▽

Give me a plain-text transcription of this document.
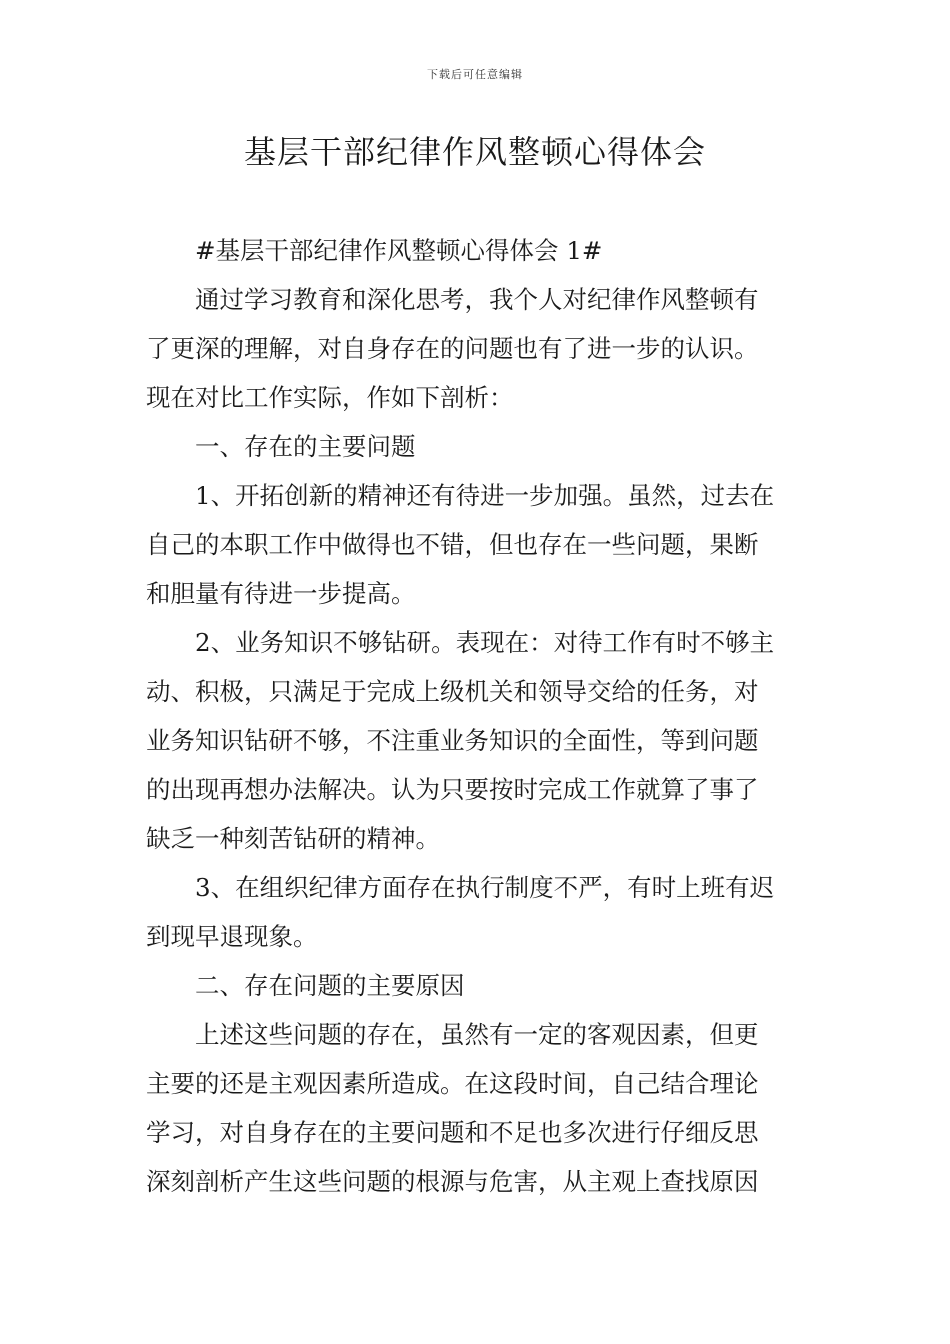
下载后可任意编辑
基层干部纪律作风整顿心得体会
#基层干部纪律作风整顿心得体会 1#
通过学习教育和深化思考，我个人对纪律作风整顿有
了更深的理解，对自身存在的问题也有了进一步的认识。
现在对比工作实际，作如下剖析：
一、存在的主要问题
1、开拓创新的精神还有待进一步加强。虽然，过去在
自己的本职工作中做得也不错，但也存在一些问题，果断
和胆量有待进一步提高。
2、业务知识不够钻研。表现在：对待工作有时不够主
动、积极，只满足于完成上级机关和领导交给的任务，对
业务知识钻研不够，不注重业务知识的全面性，等到问题
的出现再想办法解决。认为只要按时完成工作就算了事了
缺乏一种刻苦钻研的精神。
3、在组织纪律方面存在执行制度不严，有时上班有迟
到现早退现象。
二、存在问题的主要原因
上述这些问题的存在，虽然有一定的客观因素，但更
主要的还是主观因素所造成。在这段时间，自己结合理论
学习，对自身存在的主要问题和不足也多次进行仔细反思
深刻剖析产生这些问题的根源与危害，从主观上查找原因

△

Written request: Leave the pictures out and reproduce all of the records exactly.

Result:
Give me a plain-text transcription of this document.
下载后可任意编辑
基层干部纪律作风整顿心得体会
#基层干部纪律作风整顿心得体会 1#
通过学习教育和深化思考，我个人对纪律作风整顿有
了更深的理解，对自身存在的问题也有了进一步的认识。
现在对比工作实际，作如下剖析：
一、存在的主要问题
1、开拓创新的精神还有待进一步加强。虽然，过去在
自己的本职工作中做得也不错，但也存在一些问题，果断
和胆量有待进一步提高。
2、业务知识不够钻研。表现在：对待工作有时不够主
动、积极，只满足于完成上级机关和领导交给的任务，对
业务知识钻研不够，不注重业务知识的全面性，等到问题
的出现再想办法解决。认为只要按时完成工作就算了事了
缺乏一种刻苦钻研的精神。
3、在组织纪律方面存在执行制度不严，有时上班有迟
到现早退现象。
二、存在问题的主要原因
上述这些问题的存在，虽然有一定的客观因素，但更
主要的还是主观因素所造成。在这段时间，自己结合理论
学习，对自身存在的主要问题和不足也多次进行仔细反思
深刻剖析产生这些问题的根源与危害，从主观上查找原因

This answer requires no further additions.